### TASK DIRECTIONS
Select and copy out every line in the records containing "metering".

### EXCERPTED RECORDS
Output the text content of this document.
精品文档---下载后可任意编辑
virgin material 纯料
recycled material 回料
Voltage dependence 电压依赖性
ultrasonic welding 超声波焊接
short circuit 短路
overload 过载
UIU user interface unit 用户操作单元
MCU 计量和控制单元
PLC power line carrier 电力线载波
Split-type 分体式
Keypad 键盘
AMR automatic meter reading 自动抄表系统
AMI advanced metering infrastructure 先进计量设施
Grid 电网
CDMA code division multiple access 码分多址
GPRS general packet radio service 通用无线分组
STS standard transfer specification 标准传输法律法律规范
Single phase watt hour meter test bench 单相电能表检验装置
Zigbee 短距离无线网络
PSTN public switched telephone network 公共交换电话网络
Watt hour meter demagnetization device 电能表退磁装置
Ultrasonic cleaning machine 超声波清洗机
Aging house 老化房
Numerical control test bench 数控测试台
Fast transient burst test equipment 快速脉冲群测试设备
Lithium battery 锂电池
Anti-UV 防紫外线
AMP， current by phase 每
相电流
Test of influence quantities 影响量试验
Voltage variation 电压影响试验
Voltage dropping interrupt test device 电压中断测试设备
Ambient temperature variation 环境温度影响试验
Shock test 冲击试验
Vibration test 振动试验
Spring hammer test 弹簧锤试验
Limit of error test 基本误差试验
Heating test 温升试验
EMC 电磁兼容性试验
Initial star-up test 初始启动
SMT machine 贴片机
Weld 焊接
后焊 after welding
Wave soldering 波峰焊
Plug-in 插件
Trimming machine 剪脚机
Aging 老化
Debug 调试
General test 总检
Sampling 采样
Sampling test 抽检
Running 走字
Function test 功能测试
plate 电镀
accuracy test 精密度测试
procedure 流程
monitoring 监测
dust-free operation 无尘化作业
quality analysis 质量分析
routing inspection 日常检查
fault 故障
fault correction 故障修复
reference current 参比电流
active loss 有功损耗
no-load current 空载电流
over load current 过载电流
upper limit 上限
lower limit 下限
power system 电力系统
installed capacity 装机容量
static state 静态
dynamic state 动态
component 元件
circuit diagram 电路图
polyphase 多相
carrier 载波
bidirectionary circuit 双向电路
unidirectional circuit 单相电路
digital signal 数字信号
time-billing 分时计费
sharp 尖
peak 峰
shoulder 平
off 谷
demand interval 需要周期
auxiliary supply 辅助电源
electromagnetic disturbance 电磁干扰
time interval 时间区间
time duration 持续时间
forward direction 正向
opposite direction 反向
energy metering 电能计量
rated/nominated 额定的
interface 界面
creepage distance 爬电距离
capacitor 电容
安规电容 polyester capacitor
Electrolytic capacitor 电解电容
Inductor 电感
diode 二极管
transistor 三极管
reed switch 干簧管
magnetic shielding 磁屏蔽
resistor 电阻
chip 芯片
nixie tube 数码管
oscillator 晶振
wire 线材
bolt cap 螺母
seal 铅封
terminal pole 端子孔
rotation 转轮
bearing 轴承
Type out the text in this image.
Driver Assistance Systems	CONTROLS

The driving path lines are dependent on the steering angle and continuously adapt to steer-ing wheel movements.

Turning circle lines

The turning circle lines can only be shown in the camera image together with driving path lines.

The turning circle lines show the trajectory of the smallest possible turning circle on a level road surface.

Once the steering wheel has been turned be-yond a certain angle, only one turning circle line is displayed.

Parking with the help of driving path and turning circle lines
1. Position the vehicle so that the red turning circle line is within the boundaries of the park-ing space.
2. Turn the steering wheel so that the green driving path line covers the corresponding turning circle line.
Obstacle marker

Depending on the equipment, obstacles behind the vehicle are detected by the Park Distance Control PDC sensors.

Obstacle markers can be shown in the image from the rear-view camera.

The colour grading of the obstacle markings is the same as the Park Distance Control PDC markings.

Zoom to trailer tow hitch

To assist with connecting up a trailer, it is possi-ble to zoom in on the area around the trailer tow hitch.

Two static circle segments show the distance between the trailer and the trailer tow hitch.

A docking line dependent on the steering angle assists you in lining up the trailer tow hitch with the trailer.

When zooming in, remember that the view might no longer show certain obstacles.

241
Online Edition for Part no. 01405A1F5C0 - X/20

### RESULT OF THE EXERCISE
AMI advanced metering infrastructure 先进计量设施
energy metering 电能计量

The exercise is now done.